To do
List all lines of the data containing the word "Dijet".

— start Records provided —

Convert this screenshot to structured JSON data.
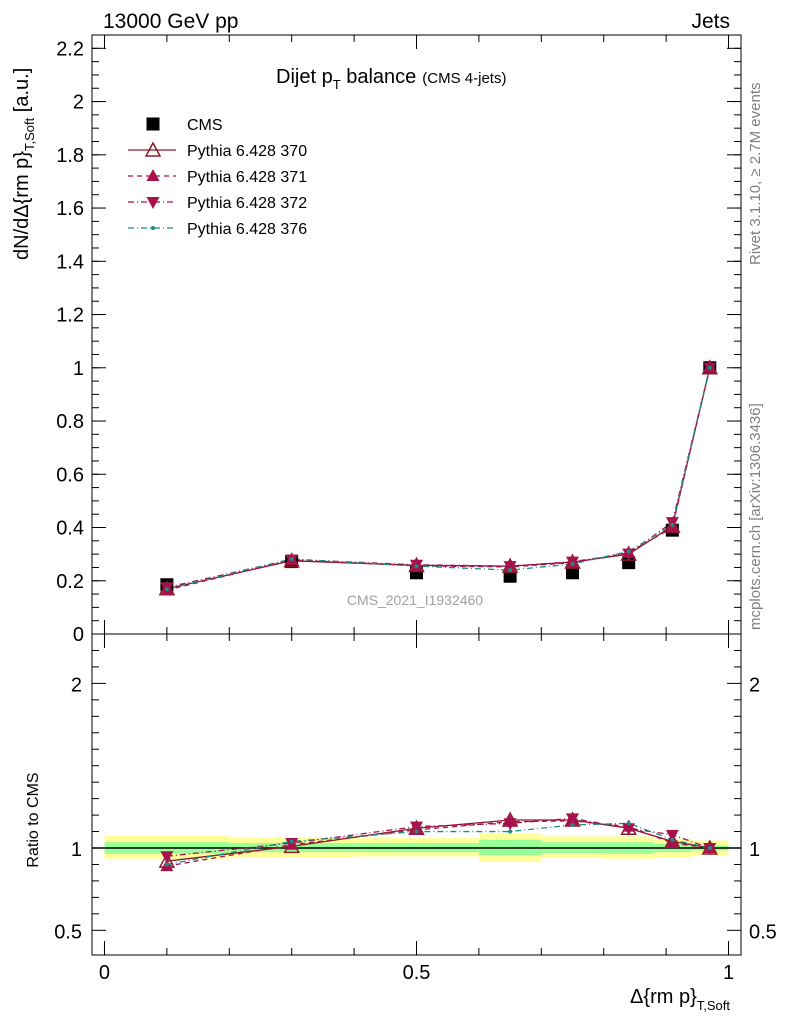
{
  "header": {
    "left": "13000 GeV pp",
    "right": "Jets"
  },
  "side_labels": {
    "rivet": "Rivet 3.1.10, ≥ 2.7M events",
    "mcplots": "mcplots.cern.ch [arXiv:1306.3436]"
  },
  "watermark": "CMS_2021_I1932460",
  "chart_data": [
    {
      "type": "scatter",
      "title": "Dijet p_T balance",
      "title_main": "Dijet p",
      "title_sub": "T",
      "title_rest": " balance",
      "title_note": "(CMS 4-jets)",
      "ylabel_main": "dN/dΔ{rm p}",
      "ylabel_sub": "T,Soft",
      "ylabel_unit": " [a.u.]",
      "xlim": [
        -0.02,
        1.02
      ],
      "ylim": [
        0,
        2.25
      ],
      "yticks": [
        {
          "v": 0,
          "label": "0"
        },
        {
          "v": 0.2,
          "label": "0.2"
        },
        {
          "v": 0.4,
          "label": "0.4"
        },
        {
          "v": 0.6,
          "label": "0.6"
        },
        {
          "v": 0.8,
          "label": "0.8"
        },
        {
          "v": 1.0,
          "label": "1"
        },
        {
          "v": 1.2,
          "label": "1.2"
        },
        {
          "v": 1.4,
          "label": "1.4"
        },
        {
          "v": 1.6,
          "label": "1.6"
        },
        {
          "v": 1.8,
          "label": "1.8"
        },
        {
          "v": 2.0,
          "label": "2"
        },
        {
          "v": 2.2,
          "label": "2.2"
        }
      ],
      "x": [
        0.1,
        0.3,
        0.5,
        0.65,
        0.75,
        0.84,
        0.91,
        0.97
      ],
      "series": [
        {
          "name": "CMS",
          "marker": "square",
          "color": "#000000",
          "line": "none",
          "values": [
            0.185,
            0.272,
            0.23,
            0.217,
            0.23,
            0.268,
            0.39,
            1.0
          ]
        },
        {
          "name": "Pythia 6.428 370",
          "marker": "triangle-open",
          "color": "#8b1a2a",
          "line": "solid",
          "values": [
            0.17,
            0.275,
            0.258,
            0.255,
            0.27,
            0.3,
            0.405,
            1.0
          ]
        },
        {
          "name": "Pythia 6.428 371",
          "marker": "triangle-up",
          "color": "#a8124c",
          "line": "dashed",
          "values": [
            0.165,
            0.278,
            0.256,
            0.252,
            0.268,
            0.305,
            0.4,
            1.0
          ]
        },
        {
          "name": "Pythia 6.428 372",
          "marker": "triangle-down",
          "color": "#a8124c",
          "line": "dashdot",
          "values": [
            0.175,
            0.28,
            0.26,
            0.255,
            0.272,
            0.302,
            0.42,
            1.0
          ]
        },
        {
          "name": "Pythia 6.428 376",
          "marker": "dot",
          "color": "#178f85",
          "line": "dashdot",
          "values": [
            0.168,
            0.282,
            0.255,
            0.24,
            0.263,
            0.31,
            0.41,
            1.0
          ]
        }
      ]
    },
    {
      "type": "scatter",
      "ylabel": "Ratio to CMS",
      "xlabel_main": "Δ{rm p}",
      "xlabel_sub": "T,Soft",
      "xlim": [
        -0.02,
        1.02
      ],
      "ylim": [
        0.35,
        2.3
      ],
      "xticks": [
        {
          "v": 0,
          "label": "0"
        },
        {
          "v": 0.5,
          "label": "0.5"
        },
        {
          "v": 1,
          "label": "1"
        }
      ],
      "yticks": [
        {
          "v": 0.5,
          "label": "0.5"
        },
        {
          "v": 1,
          "label": "1"
        },
        {
          "v": 2,
          "label": "2"
        }
      ],
      "reference": 1,
      "bands": [
        {
          "x0": 0.0,
          "x1": 0.2,
          "yellow": [
            0.935,
            1.075
          ],
          "green": [
            0.965,
            1.035
          ]
        },
        {
          "x0": 0.2,
          "x1": 0.4,
          "yellow": [
            0.945,
            1.065
          ],
          "green": [
            0.975,
            1.03
          ]
        },
        {
          "x0": 0.4,
          "x1": 0.6,
          "yellow": [
            0.948,
            1.06
          ],
          "green": [
            0.975,
            1.03
          ]
        },
        {
          "x0": 0.6,
          "x1": 0.7,
          "yellow": [
            0.915,
            1.09
          ],
          "green": [
            0.955,
            1.05
          ]
        },
        {
          "x0": 0.7,
          "x1": 0.8,
          "yellow": [
            0.94,
            1.07
          ],
          "green": [
            0.97,
            1.035
          ]
        },
        {
          "x0": 0.8,
          "x1": 0.88,
          "yellow": [
            0.935,
            1.07
          ],
          "green": [
            0.965,
            1.035
          ]
        },
        {
          "x0": 0.88,
          "x1": 0.94,
          "yellow": [
            0.945,
            1.055
          ],
          "green": [
            0.975,
            1.025
          ]
        },
        {
          "x0": 0.94,
          "x1": 1.0,
          "yellow": [
            0.955,
            1.045
          ],
          "green": [
            0.985,
            1.015
          ]
        }
      ],
      "x": [
        0.1,
        0.3,
        0.5,
        0.65,
        0.75,
        0.84,
        0.91,
        0.97
      ],
      "series": [
        {
          "name": "Pythia 6.428 370",
          "marker": "triangle-open",
          "color": "#8b1a2a",
          "line": "solid",
          "values": [
            0.92,
            1.01,
            1.12,
            1.17,
            1.17,
            1.12,
            1.04,
            1.0
          ]
        },
        {
          "name": "Pythia 6.428 371",
          "marker": "triangle-up",
          "color": "#a8124c",
          "line": "dashed",
          "values": [
            0.89,
            1.02,
            1.11,
            1.16,
            1.165,
            1.13,
            1.03,
            1.0
          ]
        },
        {
          "name": "Pythia 6.428 372",
          "marker": "triangle-down",
          "color": "#a8124c",
          "line": "dashdot",
          "values": [
            0.95,
            1.03,
            1.13,
            1.15,
            1.18,
            1.12,
            1.08,
            1.0
          ]
        },
        {
          "name": "Pythia 6.428 376",
          "marker": "dot",
          "color": "#178f85",
          "line": "dashdot",
          "values": [
            0.9,
            1.04,
            1.1,
            1.1,
            1.14,
            1.15,
            1.05,
            1.0
          ]
        }
      ]
    }
  ]
}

— end Records provided —

Solution to the problem
      "title": "Dijet p_T balance",
      "title_main": "Dijet p",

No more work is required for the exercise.